* **What you are asked to do**
Write out the material below again, unchanged.
>> BEGIN Supplied records
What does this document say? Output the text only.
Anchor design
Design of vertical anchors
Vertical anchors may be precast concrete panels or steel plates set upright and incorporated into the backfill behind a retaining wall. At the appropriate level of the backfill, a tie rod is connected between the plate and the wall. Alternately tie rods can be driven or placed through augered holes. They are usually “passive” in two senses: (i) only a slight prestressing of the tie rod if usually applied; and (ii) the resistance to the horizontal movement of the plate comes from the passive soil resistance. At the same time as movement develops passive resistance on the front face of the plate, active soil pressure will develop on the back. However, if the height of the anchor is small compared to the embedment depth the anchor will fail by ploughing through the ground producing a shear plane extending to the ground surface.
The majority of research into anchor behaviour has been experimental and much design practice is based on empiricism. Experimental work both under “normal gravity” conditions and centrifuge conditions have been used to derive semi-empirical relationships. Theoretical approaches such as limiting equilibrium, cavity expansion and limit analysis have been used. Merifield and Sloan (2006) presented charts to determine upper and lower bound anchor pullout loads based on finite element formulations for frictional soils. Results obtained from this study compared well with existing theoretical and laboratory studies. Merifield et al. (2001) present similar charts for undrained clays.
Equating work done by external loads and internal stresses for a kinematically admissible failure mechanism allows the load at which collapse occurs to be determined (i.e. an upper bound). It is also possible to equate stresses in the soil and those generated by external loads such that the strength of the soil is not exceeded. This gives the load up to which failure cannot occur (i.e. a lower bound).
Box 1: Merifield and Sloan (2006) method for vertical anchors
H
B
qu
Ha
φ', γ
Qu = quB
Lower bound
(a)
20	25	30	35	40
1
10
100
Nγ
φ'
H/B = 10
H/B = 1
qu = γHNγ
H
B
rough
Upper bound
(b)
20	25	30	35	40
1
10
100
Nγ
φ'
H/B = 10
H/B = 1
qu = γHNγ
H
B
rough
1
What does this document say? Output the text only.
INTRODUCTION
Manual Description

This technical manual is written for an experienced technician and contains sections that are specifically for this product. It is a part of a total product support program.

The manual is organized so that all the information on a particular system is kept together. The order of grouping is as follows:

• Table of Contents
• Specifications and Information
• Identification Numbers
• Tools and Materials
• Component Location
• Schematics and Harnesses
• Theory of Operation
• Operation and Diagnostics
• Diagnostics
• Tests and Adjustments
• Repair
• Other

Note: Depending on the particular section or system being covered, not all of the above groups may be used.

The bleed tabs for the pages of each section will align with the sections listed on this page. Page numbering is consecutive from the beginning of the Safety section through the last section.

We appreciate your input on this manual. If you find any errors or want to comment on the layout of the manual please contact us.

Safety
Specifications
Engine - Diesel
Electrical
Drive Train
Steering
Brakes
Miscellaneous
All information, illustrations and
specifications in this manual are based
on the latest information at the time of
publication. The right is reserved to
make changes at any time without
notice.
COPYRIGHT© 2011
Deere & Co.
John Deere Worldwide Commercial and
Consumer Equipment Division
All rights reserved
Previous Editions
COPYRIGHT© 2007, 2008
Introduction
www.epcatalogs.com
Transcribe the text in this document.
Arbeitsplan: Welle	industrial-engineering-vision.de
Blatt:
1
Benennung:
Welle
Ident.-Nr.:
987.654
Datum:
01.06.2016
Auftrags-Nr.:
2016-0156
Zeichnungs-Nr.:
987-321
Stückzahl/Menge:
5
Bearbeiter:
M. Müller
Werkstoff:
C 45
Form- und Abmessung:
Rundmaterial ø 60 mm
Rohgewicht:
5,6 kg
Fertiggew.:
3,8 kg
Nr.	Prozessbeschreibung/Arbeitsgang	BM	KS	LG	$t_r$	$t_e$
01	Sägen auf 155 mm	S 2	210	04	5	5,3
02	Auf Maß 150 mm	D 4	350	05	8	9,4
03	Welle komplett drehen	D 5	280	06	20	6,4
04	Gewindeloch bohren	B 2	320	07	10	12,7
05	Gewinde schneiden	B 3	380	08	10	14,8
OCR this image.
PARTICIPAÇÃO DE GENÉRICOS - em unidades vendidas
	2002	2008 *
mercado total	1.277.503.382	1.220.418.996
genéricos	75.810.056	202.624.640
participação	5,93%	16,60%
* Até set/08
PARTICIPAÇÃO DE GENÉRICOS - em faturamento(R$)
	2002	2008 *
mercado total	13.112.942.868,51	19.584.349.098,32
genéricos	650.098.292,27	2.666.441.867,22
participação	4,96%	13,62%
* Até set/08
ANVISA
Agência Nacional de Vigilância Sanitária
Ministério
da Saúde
>> END Supplied records
* **Written response**
What does this document say? Output the text only.
Anchor design
Design of vertical anchors
Vertical anchors may be precast concrete panels or steel plates set upright and incorporated into the backfill behind a retaining wall. At the appropriate level of the backfill, a tie rod is connected between the plate and the wall. Alternately tie rods can be driven or placed through augered holes. They are usually “passive” in two senses: (i) only a slight prestressing of the tie rod if usually applied; and (ii) the resistance to the horizontal movement of the plate comes from the passive soil resistance. At the same time as movement develops passive resistance on the front face of the plate, active soil pressure will develop on the back. However, if the height of the anchor is small compared to the embedment depth the anchor will fail by ploughing through the ground producing a shear plane extending to the ground surface.
The majority of research into anchor behaviour has been experimental and much design practice is based on empiricism. Experimental work both under “normal gravity” conditions and centrifuge conditions have been used to derive semi-empirical relationships. Theoretical approaches such as limiting equilibrium, cavity expansion and limit analysis have been used. Merifield and Sloan (2006) presented charts to determine upper and lower bound anchor pullout loads based on finite element formulations for frictional soils. Results obtained from this study compared well with existing theoretical and laboratory studies. Merifield et al. (2001) present similar charts for undrained clays.
Equating work done by external loads and internal stresses for a kinematically admissible failure mechanism allows the load at which collapse occurs to be determined (i.e. an upper bound). It is also possible to equate stresses in the soil and those generated by external loads such that the strength of the soil is not exceeded. This gives the load up to which failure cannot occur (i.e. a lower bound).
Box 1: Merifield and Sloan (2006) method for vertical anchors
H
B
qu
Ha
φ', γ
Qu = quB
Lower bound
(a)
20	25	30	35	40
1
10
100
Nγ
φ'
H/B = 10
H/B = 1
qu = γHNγ
H
B
rough
Upper bound
(b)
20	25	30	35	40
1
10
100
Nγ
φ'
H/B = 10
H/B = 1
qu = γHNγ
H
B
rough
1
What does this document say? Output the text only.
INTRODUCTION
Manual Description

This technical manual is written for an experienced technician and contains sections that are specifically for this product. It is a part of a total product support program.

The manual is organized so that all the information on a particular system is kept together. The order of grouping is as follows:

• Table of Contents
• Specifications and Information
• Identification Numbers
• Tools and Materials
• Component Location
• Schematics and Harnesses
• Theory of Operation
• Operation and Diagnostics
• Diagnostics
• Tests and Adjustments
• Repair
• Other

Note: Depending on the particular section or system being covered, not all of the above groups may be used.

The bleed tabs for the pages of each section will align with the sections listed on this page. Page numbering is consecutive from the beginning of the Safety section through the last section.

We appreciate your input on this manual. If you find any errors or want to comment on the layout of the manual please contact us.

Safety
Specifications
Engine - Diesel
Electrical
Drive Train
Steering
Brakes
Miscellaneous
All information, illustrations and
specifications in this manual are based
on the latest information at the time of
publication. The right is reserved to
make changes at any time without
notice.
COPYRIGHT© 2011
Deere & Co.
John Deere Worldwide Commercial and
Consumer Equipment Division
All rights reserved
Previous Editions
COPYRIGHT© 2007, 2008
Introduction
www.epcatalogs.com
Transcribe the text in this document.
Arbeitsplan: Welle	industrial-engineering-vision.de
Blatt:
1
Benennung:
Welle
Ident.-Nr.:
987.654
Datum:
01.06.2016
Auftrags-Nr.:
2016-0156
Zeichnungs-Nr.:
987-321
Stückzahl/Menge:
5
Bearbeiter:
M. Müller
Werkstoff:
C 45
Form- und Abmessung:
Rundmaterial ø 60 mm
Rohgewicht:
5,6 kg
Fertiggew.:
3,8 kg
Nr.	Prozessbeschreibung/Arbeitsgang	BM	KS	LG	$t_r$	$t_e$
01	Sägen auf 155 mm	S 2	210	04	5	5,3
02	Auf Maß 150 mm	D 4	350	05	8	9,4
03	Welle komplett drehen	D 5	280	06	20	6,4
04	Gewindeloch bohren	B 2	320	07	10	12,7
05	Gewinde schneiden	B 3	380	08	10	14,8
OCR this image.
PARTICIPAÇÃO DE GENÉRICOS - em unidades vendidas
	2002	2008 *
mercado total	1.277.503.382	1.220.418.996
genéricos	75.810.056	202.624.640
participação	5,93%	16,60%
* Até set/08
PARTICIPAÇÃO DE GENÉRICOS - em faturamento(R$)
	2002	2008 *
mercado total	13.112.942.868,51	19.584.349.098,32
genéricos	650.098.292,27	2.666.441.867,22
participação	4,96%	13,62%
* Até set/08
ANVISA
Agência Nacional de Vigilância Sanitária
Ministério
da Saúde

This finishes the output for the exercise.